## WHAT THE EXERCISE ASKS:
Copy every line of the data in which the word "JSON" occurs.

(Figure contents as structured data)
::::::::

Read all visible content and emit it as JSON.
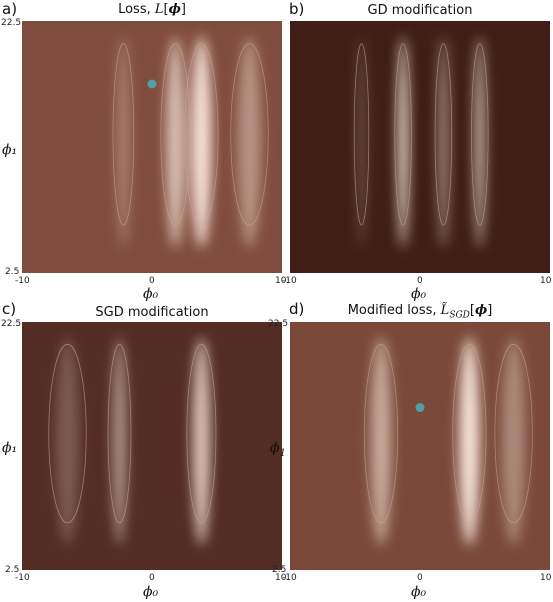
{
  "chart_data": [
    {
      "type": "heatmap",
      "panel_label": "a)",
      "title": "Loss, L[ϕ]",
      "xlabel": "ϕ₀",
      "ylabel": "ϕ₁",
      "xlim": [
        -10,
        10
      ],
      "ylim": [
        2.5,
        22.5
      ],
      "x_ticks": [
        "-10",
        "0",
        "10"
      ],
      "y_ticks": [
        "2.5",
        "22.5"
      ],
      "contours": true,
      "marker": {
        "x": 0.0,
        "y": 17.5,
        "color": "#4f9fa8"
      },
      "ridges": [
        {
          "x": -2.2,
          "w": 0.5,
          "a": 0.35
        },
        {
          "x": 1.8,
          "w": 0.7,
          "a": 0.75
        },
        {
          "x": 3.8,
          "w": 0.8,
          "a": 0.95
        },
        {
          "x": 7.5,
          "w": 0.9,
          "a": 0.45
        }
      ]
    },
    {
      "type": "heatmap",
      "panel_label": "b)",
      "title": "GD modification",
      "xlabel": "ϕ₀",
      "ylabel": "",
      "xlim": [
        -10,
        10
      ],
      "ylim": [
        2.5,
        22.5
      ],
      "x_ticks": [
        "-10",
        "0",
        "10"
      ],
      "y_ticks": [],
      "contours": true,
      "marker": null,
      "ridges": [
        {
          "x": -1.3,
          "w": 0.4,
          "a": 0.95
        },
        {
          "x": 1.8,
          "w": 0.4,
          "a": 0.55
        },
        {
          "x": 4.6,
          "w": 0.4,
          "a": 0.75
        },
        {
          "x": -4.5,
          "w": 0.35,
          "a": 0.25
        }
      ]
    },
    {
      "type": "heatmap",
      "panel_label": "c)",
      "title": "SGD modification",
      "xlabel": "ϕ₀",
      "ylabel": "ϕ₁",
      "xlim": [
        -10,
        10
      ],
      "ylim": [
        2.5,
        22.5
      ],
      "x_ticks": [
        "-10",
        "0",
        "10"
      ],
      "y_ticks": [
        "2.5",
        "22.5"
      ],
      "contours": true,
      "marker": null,
      "ridges": [
        {
          "x": -2.5,
          "w": 0.55,
          "a": 0.55
        },
        {
          "x": 3.8,
          "w": 0.7,
          "a": 0.8
        },
        {
          "x": -6.5,
          "w": 0.9,
          "a": 0.25
        }
      ]
    },
    {
      "type": "heatmap",
      "panel_label": "d)",
      "title": "Modified loss, L̃_SGD[ϕ]",
      "xlabel": "ϕ₀",
      "ylabel": "",
      "xlim": [
        -10,
        10
      ],
      "ylim": [
        2.5,
        22.5
      ],
      "x_ticks": [
        "-10",
        "0",
        "10"
      ],
      "y_ticks": [
        "2.5",
        "22.5"
      ],
      "contours": true,
      "marker": {
        "x": 0.0,
        "y": 15.6,
        "color": "#4f9fa8"
      },
      "ridges": [
        {
          "x": -3.0,
          "w": 0.8,
          "a": 0.6
        },
        {
          "x": 3.8,
          "w": 0.8,
          "a": 0.95
        },
        {
          "x": 7.2,
          "w": 0.9,
          "a": 0.4
        }
      ]
    }
  ],
  "colors": {
    "dark": "#3a1a14",
    "mid": "#b9775f",
    "light": "#fbe9dc",
    "contour": "#c9a898",
    "marker": "#4f9fa8"
  }
}
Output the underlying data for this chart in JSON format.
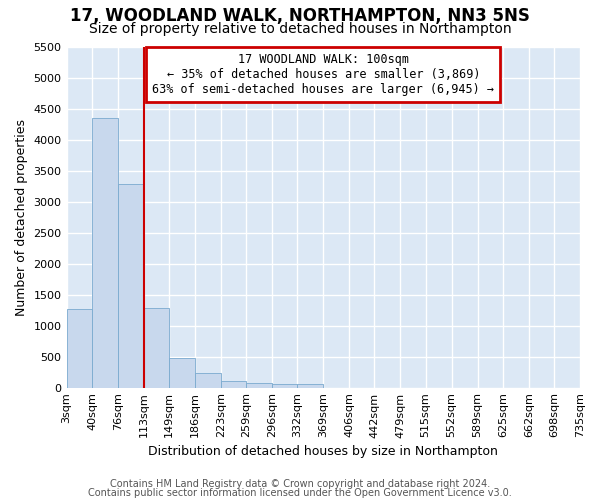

::::::::

## RESULT OF THIS TASK:
Read all visible content and emit it as JSON.
Output the underlying data for this chart in JSON format.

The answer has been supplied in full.